## begin The records
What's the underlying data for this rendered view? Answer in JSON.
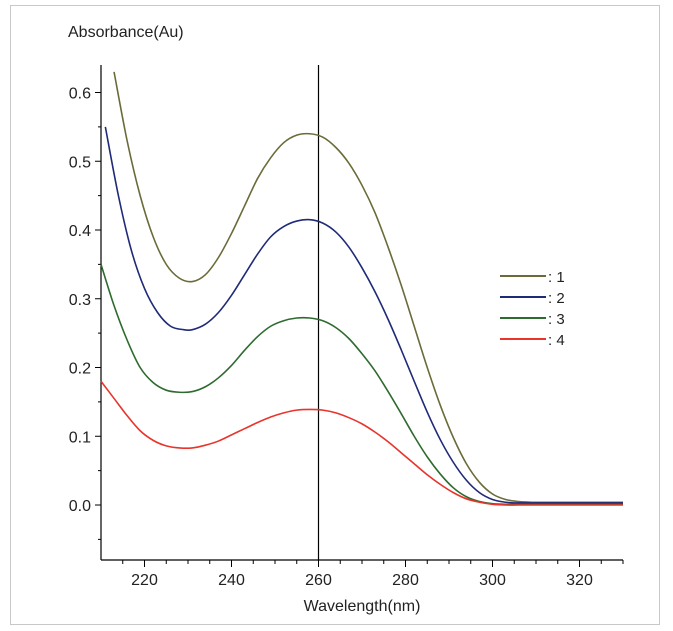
{
  "chart_data": {
    "type": "line",
    "title": "",
    "xlabel": "Wavelength(nm)",
    "ylabel": "Absorbance(Au)",
    "xlim": [
      210,
      330
    ],
    "ylim": [
      -0.08,
      0.64
    ],
    "x_ticks": [
      220,
      240,
      260,
      280,
      300,
      320
    ],
    "y_ticks": [
      0.0,
      0.1,
      0.2,
      0.3,
      0.4,
      0.5,
      0.6
    ],
    "y_tick_labels": [
      "0.0",
      "0.1",
      "0.2",
      "0.3",
      "0.4",
      "0.5",
      "0.6"
    ],
    "grid": false,
    "legend_position": "right",
    "annotations": [
      {
        "type": "vertical-line",
        "x": 260
      }
    ],
    "series": [
      {
        "name": ": 1",
        "color": "#6b6b3a",
        "x": [
          213,
          216,
          219,
          222,
          225,
          228,
          231,
          234,
          237,
          240,
          243,
          246,
          249,
          252,
          255,
          258,
          261,
          264,
          267,
          270,
          273,
          276,
          279,
          282,
          285,
          288,
          291,
          294,
          297,
          300,
          303,
          306,
          309,
          312,
          315,
          320,
          325,
          330
        ],
        "y": [
          0.63,
          0.53,
          0.45,
          0.39,
          0.35,
          0.33,
          0.325,
          0.335,
          0.36,
          0.395,
          0.435,
          0.475,
          0.505,
          0.527,
          0.538,
          0.54,
          0.535,
          0.52,
          0.497,
          0.465,
          0.425,
          0.375,
          0.32,
          0.26,
          0.2,
          0.145,
          0.098,
          0.06,
          0.033,
          0.016,
          0.008,
          0.005,
          0.004,
          0.004,
          0.004,
          0.004,
          0.004,
          0.004
        ]
      },
      {
        "name": ": 2",
        "color": "#1f2a78",
        "x": [
          211,
          214,
          217,
          220,
          223,
          226,
          229,
          231,
          234,
          237,
          240,
          243,
          246,
          249,
          252,
          255,
          258,
          261,
          264,
          267,
          270,
          273,
          276,
          279,
          282,
          285,
          288,
          291,
          294,
          297,
          300,
          303,
          306,
          309,
          312,
          315,
          320,
          325,
          330
        ],
        "y": [
          0.55,
          0.45,
          0.37,
          0.315,
          0.28,
          0.26,
          0.255,
          0.255,
          0.263,
          0.28,
          0.305,
          0.335,
          0.365,
          0.39,
          0.405,
          0.413,
          0.415,
          0.41,
          0.397,
          0.375,
          0.345,
          0.31,
          0.27,
          0.226,
          0.18,
          0.135,
          0.095,
          0.062,
          0.036,
          0.018,
          0.008,
          0.004,
          0.003,
          0.003,
          0.003,
          0.003,
          0.003,
          0.003,
          0.003
        ]
      },
      {
        "name": ": 3",
        "color": "#2e6b2e",
        "x": [
          210,
          213,
          216,
          219,
          222,
          225,
          228,
          231,
          234,
          237,
          240,
          243,
          246,
          249,
          252,
          255,
          258,
          261,
          264,
          267,
          270,
          273,
          276,
          279,
          282,
          285,
          288,
          291,
          294,
          297,
          300,
          303,
          306,
          309,
          312,
          315,
          320,
          325,
          330
        ],
        "y": [
          0.35,
          0.29,
          0.24,
          0.2,
          0.178,
          0.167,
          0.164,
          0.165,
          0.172,
          0.185,
          0.203,
          0.225,
          0.245,
          0.26,
          0.268,
          0.272,
          0.272,
          0.268,
          0.258,
          0.242,
          0.22,
          0.195,
          0.165,
          0.133,
          0.1,
          0.07,
          0.045,
          0.025,
          0.012,
          0.005,
          0.002,
          0.001,
          0.001,
          0.001,
          0.001,
          0.001,
          0.001,
          0.001,
          0.001
        ]
      },
      {
        "name": ": 4",
        "color": "#e8342a",
        "x": [
          210,
          213,
          216,
          219,
          222,
          225,
          228,
          231,
          234,
          237,
          240,
          243,
          246,
          249,
          252,
          255,
          258,
          261,
          264,
          267,
          270,
          273,
          276,
          279,
          282,
          285,
          288,
          291,
          294,
          297,
          300,
          303,
          306,
          309,
          312,
          315,
          320,
          325,
          330
        ],
        "y": [
          0.18,
          0.155,
          0.13,
          0.108,
          0.094,
          0.086,
          0.083,
          0.083,
          0.087,
          0.093,
          0.102,
          0.111,
          0.12,
          0.128,
          0.134,
          0.138,
          0.139,
          0.138,
          0.134,
          0.127,
          0.118,
          0.106,
          0.092,
          0.076,
          0.06,
          0.044,
          0.03,
          0.018,
          0.009,
          0.004,
          0.001,
          0.0,
          0.0,
          0.0,
          0.0,
          0.0,
          0.0,
          0.0,
          0.0
        ]
      }
    ]
  }
}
## end The records
Omit the pictures and restate the rest of the records verbatim.

What's the underlying data for this rendered view? Answer in JSON.
{
  "chart_data": {
    "type": "line",
    "title": "",
    "xlabel": "Wavelength(nm)",
    "ylabel": "Absorbance(Au)",
    "xlim": [
      210,
      330
    ],
    "ylim": [
      -0.08,
      0.64
    ],
    "x_ticks": [
      220,
      240,
      260,
      280,
      300,
      320
    ],
    "y_ticks": [
      0.0,
      0.1,
      0.2,
      0.3,
      0.4,
      0.5,
      0.6
    ],
    "y_tick_labels": [
      "0.0",
      "0.1",
      "0.2",
      "0.3",
      "0.4",
      "0.5",
      "0.6"
    ],
    "grid": false,
    "legend_position": "right",
    "annotations": [
      {
        "type": "vertical-line",
        "x": 260
      }
    ],
    "series": [
      {
        "name": ": 1",
        "color": "#6b6b3a",
        "x": [
          213,
          216,
          219,
          222,
          225,
          228,
          231,
          234,
          237,
          240,
          243,
          246,
          249,
          252,
          255,
          258,
          261,
          264,
          267,
          270,
          273,
          276,
          279,
          282,
          285,
          288,
          291,
          294,
          297,
          300,
          303,
          306,
          309,
          312,
          315,
          320,
          325,
          330
        ],
        "y": [
          0.63,
          0.53,
          0.45,
          0.39,
          0.35,
          0.33,
          0.325,
          0.335,
          0.36,
          0.395,
          0.435,
          0.475,
          0.505,
          0.527,
          0.538,
          0.54,
          0.535,
          0.52,
          0.497,
          0.465,
          0.425,
          0.375,
          0.32,
          0.26,
          0.2,
          0.145,
          0.098,
          0.06,
          0.033,
          0.016,
          0.008,
          0.005,
          0.004,
          0.004,
          0.004,
          0.004,
          0.004,
          0.004
        ]
      },
      {
        "name": ": 2",
        "color": "#1f2a78",
        "x": [
          211,
          214,
          217,
          220,
          223,
          226,
          229,
          231,
          234,
          237,
          240,
          243,
          246,
          249,
          252,
          255,
          258,
          261,
          264,
          267,
          270,
          273,
          276,
          279,
          282,
          285,
          288,
          291,
          294,
          297,
          300,
          303,
          306,
          309,
          312,
          315,
          320,
          325,
          330
        ],
        "y": [
          0.55,
          0.45,
          0.37,
          0.315,
          0.28,
          0.26,
          0.255,
          0.255,
          0.263,
          0.28,
          0.305,
          0.335,
          0.365,
          0.39,
          0.405,
          0.413,
          0.415,
          0.41,
          0.397,
          0.375,
          0.345,
          0.31,
          0.27,
          0.226,
          0.18,
          0.135,
          0.095,
          0.062,
          0.036,
          0.018,
          0.008,
          0.004,
          0.003,
          0.003,
          0.003,
          0.003,
          0.003,
          0.003,
          0.003
        ]
      },
      {
        "name": ": 3",
        "color": "#2e6b2e",
        "x": [
          210,
          213,
          216,
          219,
          222,
          225,
          228,
          231,
          234,
          237,
          240,
          243,
          246,
          249,
          252,
          255,
          258,
          261,
          264,
          267,
          270,
          273,
          276,
          279,
          282,
          285,
          288,
          291,
          294,
          297,
          300,
          303,
          306,
          309,
          312,
          315,
          320,
          325,
          330
        ],
        "y": [
          0.35,
          0.29,
          0.24,
          0.2,
          0.178,
          0.167,
          0.164,
          0.165,
          0.172,
          0.185,
          0.203,
          0.225,
          0.245,
          0.26,
          0.268,
          0.272,
          0.272,
          0.268,
          0.258,
          0.242,
          0.22,
          0.195,
          0.165,
          0.133,
          0.1,
          0.07,
          0.045,
          0.025,
          0.012,
          0.005,
          0.002,
          0.001,
          0.001,
          0.001,
          0.001,
          0.001,
          0.001,
          0.001,
          0.001
        ]
      },
      {
        "name": ": 4",
        "color": "#e8342a",
        "x": [
          210,
          213,
          216,
          219,
          222,
          225,
          228,
          231,
          234,
          237,
          240,
          243,
          246,
          249,
          252,
          255,
          258,
          261,
          264,
          267,
          270,
          273,
          276,
          279,
          282,
          285,
          288,
          291,
          294,
          297,
          300,
          303,
          306,
          309,
          312,
          315,
          320,
          325,
          330
        ],
        "y": [
          0.18,
          0.155,
          0.13,
          0.108,
          0.094,
          0.086,
          0.083,
          0.083,
          0.087,
          0.093,
          0.102,
          0.111,
          0.12,
          0.128,
          0.134,
          0.138,
          0.139,
          0.138,
          0.134,
          0.127,
          0.118,
          0.106,
          0.092,
          0.076,
          0.06,
          0.044,
          0.03,
          0.018,
          0.009,
          0.004,
          0.001,
          0.0,
          0.0,
          0.0,
          0.0,
          0.0,
          0.0,
          0.0,
          0.0
        ]
      }
    ]
  }
}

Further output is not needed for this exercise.